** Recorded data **

>>>

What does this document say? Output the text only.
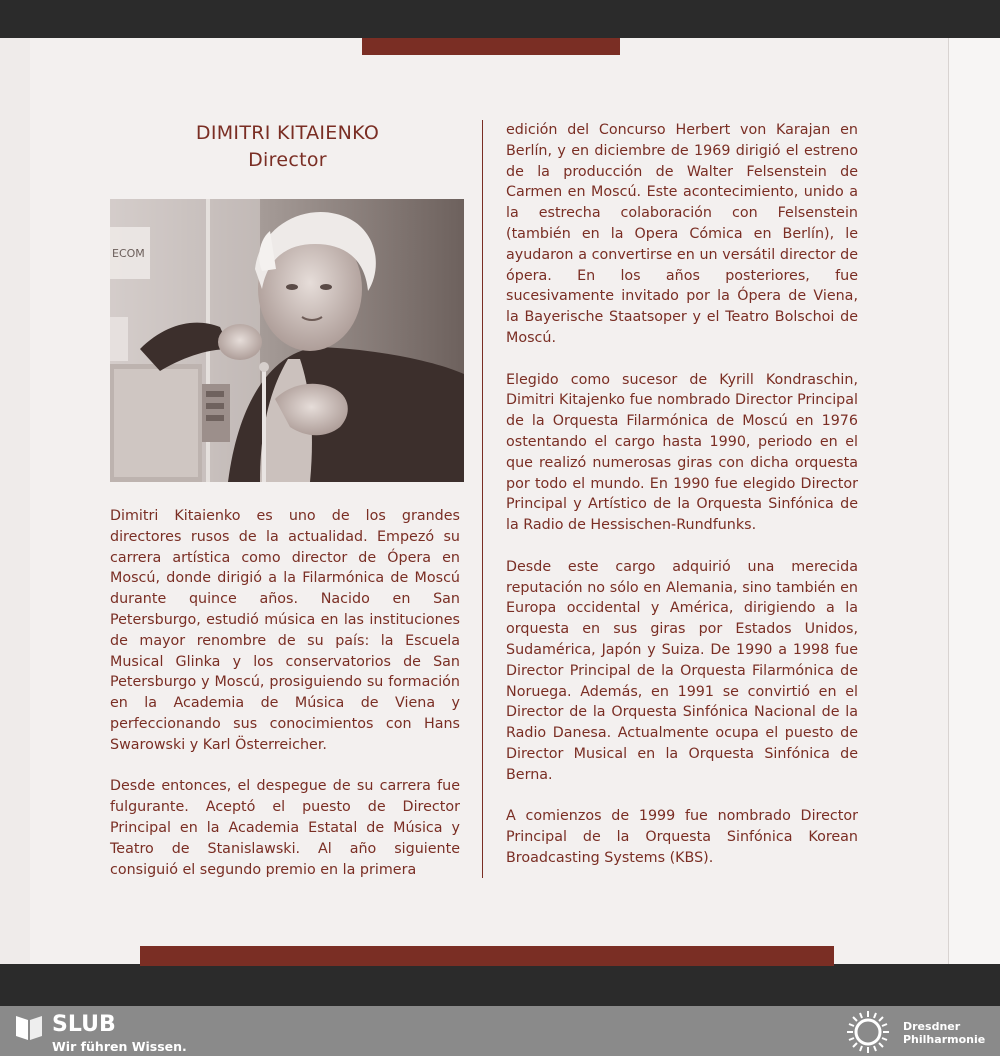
DIMITRI KITAIENKO
Director
ECOM

Dimitri Kitaienko es uno de los grandes directores rusos de la actualidad. Empezó su carrera artística como director de Ópera en Moscú, donde dirigió a la Filarmónica de Moscú durante quince años. Nacido en San Petersburgo, estudió música en las instituciones de mayor renombre de su país: la Escuela Musical Glinka y los conservatorios de San Petersburgo y Moscú, prosiguiendo su formación en la Academia de Música de Viena y perfeccionando sus conocimientos con Hans Swarowski y Karl Österreicher.

Desde entonces, el despegue de su carrera fue fulgurante. Aceptó el puesto de Director Principal en la Academia Estatal de Música y Teatro de Stanislawski. Al año siguiente consiguió el segundo premio en la primera

edición del Concurso Herbert von Karajan en Berlín, y en diciembre de 1969 dirigió el estreno de la producción de Walter Felsenstein de Carmen en Moscú. Este acontecimiento, unido a la estrecha colaboración con Felsenstein (también en la Opera Cómica en Berlín), le ayudaron a convertirse en un versátil director de ópera. En los años posteriores, fue sucesivamente invitado por la Ópera de Viena, la Bayerische Staatsoper y el Teatro Bolschoi de Moscú.

Elegido como sucesor de Kyrill Kondraschin, Dimitri Kitajenko fue nombrado Director Principal de la Orquesta Filarmónica de Moscú en 1976 ostentando el cargo hasta 1990, periodo en el que realizó numerosas giras con dicha orquesta por todo el mundo. En 1990 fue elegido Director Principal y Artístico de la Orquesta Sinfónica de la Radio de Hessischen-Rundfunks.

Desde este cargo adquirió una merecida reputación no sólo en Alemania, sino también en Europa occidental y América, dirigiendo a la orquesta en sus giras por Estados Unidos, Sudamérica, Japón y Suiza. De 1990 a 1998 fue Director Principal de la Orquesta Filarmónica de Noruega. Además, en 1991 se convirtió en el Director de la Orquesta Sinfónica Nacional de la Radio Danesa. Actualmente ocupa el puesto de Director Musical en la Orquesta Sinfónica de Berna.

A comienzos de 1999 fue nombrado Director Principal de la Orquesta Sinfónica Korean Broadcasting Systems (KBS).

SLUB
Wir führen Wissen.
Dresdner
Philharmonie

<<<

** GIVEN PROBLEM **
Copy whichever lines in the listing above contain the word "Sinfónica".

** COMPLETE RESPONSE **
Elegido como sucesor de Kyrill Kondraschin, Dimitri Kitajenko fue nombrado Director Principal de la Orquesta Filarmónica de Moscú en 1976 ostentando el cargo hasta 1990, periodo en el que realizó numerosas giras con dicha orquesta por todo el mundo. En 1990 fue elegido Director Principal y Artístico de la Orquesta Sinfónica de la Radio de Hessischen-Rundfunks.
Desde este cargo adquirió una merecida reputación no sólo en Alemania, sino también en Europa occidental y América, dirigiendo a la orquesta en sus giras por Estados Unidos, Sudamérica, Japón y Suiza. De 1990 a 1998 fue Director Principal de la Orquesta Filarmónica de Noruega. Además, en 1991 se convirtió en el Director de la Orquesta Sinfónica Nacional de la Radio Danesa. Actualmente ocupa el puesto de Director Musical en la Orquesta Sinfónica de Berna.
A comienzos de 1999 fue nombrado Director Principal de la Orquesta Sinfónica Korean Broadcasting Systems (KBS).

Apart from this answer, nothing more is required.